WHAT THE EXERCISE ASKS -
All of the entries need to be written out again, exactly as they are.

-------- PROVIDED DATA --------

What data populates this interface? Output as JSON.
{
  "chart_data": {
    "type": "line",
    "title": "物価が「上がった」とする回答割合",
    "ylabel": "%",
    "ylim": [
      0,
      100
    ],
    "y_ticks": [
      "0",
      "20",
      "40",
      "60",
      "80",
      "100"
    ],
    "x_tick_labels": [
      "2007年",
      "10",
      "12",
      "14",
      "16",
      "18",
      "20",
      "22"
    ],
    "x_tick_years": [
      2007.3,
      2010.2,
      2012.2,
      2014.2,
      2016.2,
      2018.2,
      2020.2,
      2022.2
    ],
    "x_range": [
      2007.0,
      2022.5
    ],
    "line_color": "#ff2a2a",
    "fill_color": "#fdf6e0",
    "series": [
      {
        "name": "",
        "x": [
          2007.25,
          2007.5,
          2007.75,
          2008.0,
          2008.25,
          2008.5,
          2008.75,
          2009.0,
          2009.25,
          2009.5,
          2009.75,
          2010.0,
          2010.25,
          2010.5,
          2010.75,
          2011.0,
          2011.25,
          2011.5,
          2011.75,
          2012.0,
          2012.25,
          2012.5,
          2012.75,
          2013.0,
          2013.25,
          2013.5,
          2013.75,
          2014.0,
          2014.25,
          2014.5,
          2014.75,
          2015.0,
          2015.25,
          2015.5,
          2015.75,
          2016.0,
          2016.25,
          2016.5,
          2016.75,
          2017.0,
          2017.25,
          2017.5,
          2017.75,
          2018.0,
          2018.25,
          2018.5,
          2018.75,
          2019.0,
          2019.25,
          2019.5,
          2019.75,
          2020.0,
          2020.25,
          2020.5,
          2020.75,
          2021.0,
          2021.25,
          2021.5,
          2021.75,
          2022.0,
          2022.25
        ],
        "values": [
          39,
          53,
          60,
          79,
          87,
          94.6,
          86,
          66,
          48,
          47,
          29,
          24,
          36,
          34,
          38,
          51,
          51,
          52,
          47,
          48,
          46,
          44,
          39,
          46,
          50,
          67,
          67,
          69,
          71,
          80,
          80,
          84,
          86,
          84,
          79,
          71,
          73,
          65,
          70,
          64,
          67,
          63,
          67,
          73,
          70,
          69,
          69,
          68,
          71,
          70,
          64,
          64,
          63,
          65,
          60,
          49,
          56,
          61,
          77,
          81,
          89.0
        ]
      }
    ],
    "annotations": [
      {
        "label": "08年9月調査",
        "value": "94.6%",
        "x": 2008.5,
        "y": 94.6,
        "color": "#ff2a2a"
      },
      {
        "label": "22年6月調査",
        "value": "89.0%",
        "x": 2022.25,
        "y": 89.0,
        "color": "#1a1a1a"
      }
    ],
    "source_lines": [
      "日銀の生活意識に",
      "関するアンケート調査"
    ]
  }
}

--------

FINAL RESULT -
What data populates this interface? Output as JSON.
{
  "chart_data": {
    "type": "line",
    "title": "物価が「上がった」とする回答割合",
    "ylabel": "%",
    "ylim": [
      0,
      100
    ],
    "y_ticks": [
      "0",
      "20",
      "40",
      "60",
      "80",
      "100"
    ],
    "x_tick_labels": [
      "2007年",
      "10",
      "12",
      "14",
      "16",
      "18",
      "20",
      "22"
    ],
    "x_tick_years": [
      2007.3,
      2010.2,
      2012.2,
      2014.2,
      2016.2,
      2018.2,
      2020.2,
      2022.2
    ],
    "x_range": [
      2007.0,
      2022.5
    ],
    "line_color": "#ff2a2a",
    "fill_color": "#fdf6e0",
    "series": [
      {
        "name": "",
        "x": [
          2007.25,
          2007.5,
          2007.75,
          2008.0,
          2008.25,
          2008.5,
          2008.75,
          2009.0,
          2009.25,
          2009.5,
          2009.75,
          2010.0,
          2010.25,
          2010.5,
          2010.75,
          2011.0,
          2011.25,
          2011.5,
          2011.75,
          2012.0,
          2012.25,
          2012.5,
          2012.75,
          2013.0,
          2013.25,
          2013.5,
          2013.75,
          2014.0,
          2014.25,
          2014.5,
          2014.75,
          2015.0,
          2015.25,
          2015.5,
          2015.75,
          2016.0,
          2016.25,
          2016.5,
          2016.75,
          2017.0,
          2017.25,
          2017.5,
          2017.75,
          2018.0,
          2018.25,
          2018.5,
          2018.75,
          2019.0,
          2019.25,
          2019.5,
          2019.75,
          2020.0,
          2020.25,
          2020.5,
          2020.75,
          2021.0,
          2021.25,
          2021.5,
          2021.75,
          2022.0,
          2022.25
        ],
        "values": [
          39,
          53,
          60,
          79,
          87,
          94.6,
          86,
          66,
          48,
          47,
          29,
          24,
          36,
          34,
          38,
          51,
          51,
          52,
          47,
          48,
          46,
          44,
          39,
          46,
          50,
          67,
          67,
          69,
          71,
          80,
          80,
          84,
          86,
          84,
          79,
          71,
          73,
          65,
          70,
          64,
          67,
          63,
          67,
          73,
          70,
          69,
          69,
          68,
          71,
          70,
          64,
          64,
          63,
          65,
          60,
          49,
          56,
          61,
          77,
          81,
          89.0
        ]
      }
    ],
    "annotations": [
      {
        "label": "08年9月調査",
        "value": "94.6%",
        "x": 2008.5,
        "y": 94.6,
        "color": "#ff2a2a"
      },
      {
        "label": "22年6月調査",
        "value": "89.0%",
        "x": 2022.25,
        "y": 89.0,
        "color": "#1a1a1a"
      }
    ],
    "source_lines": [
      "日銀の生活意識に",
      "関するアンケート調査"
    ]
  }
}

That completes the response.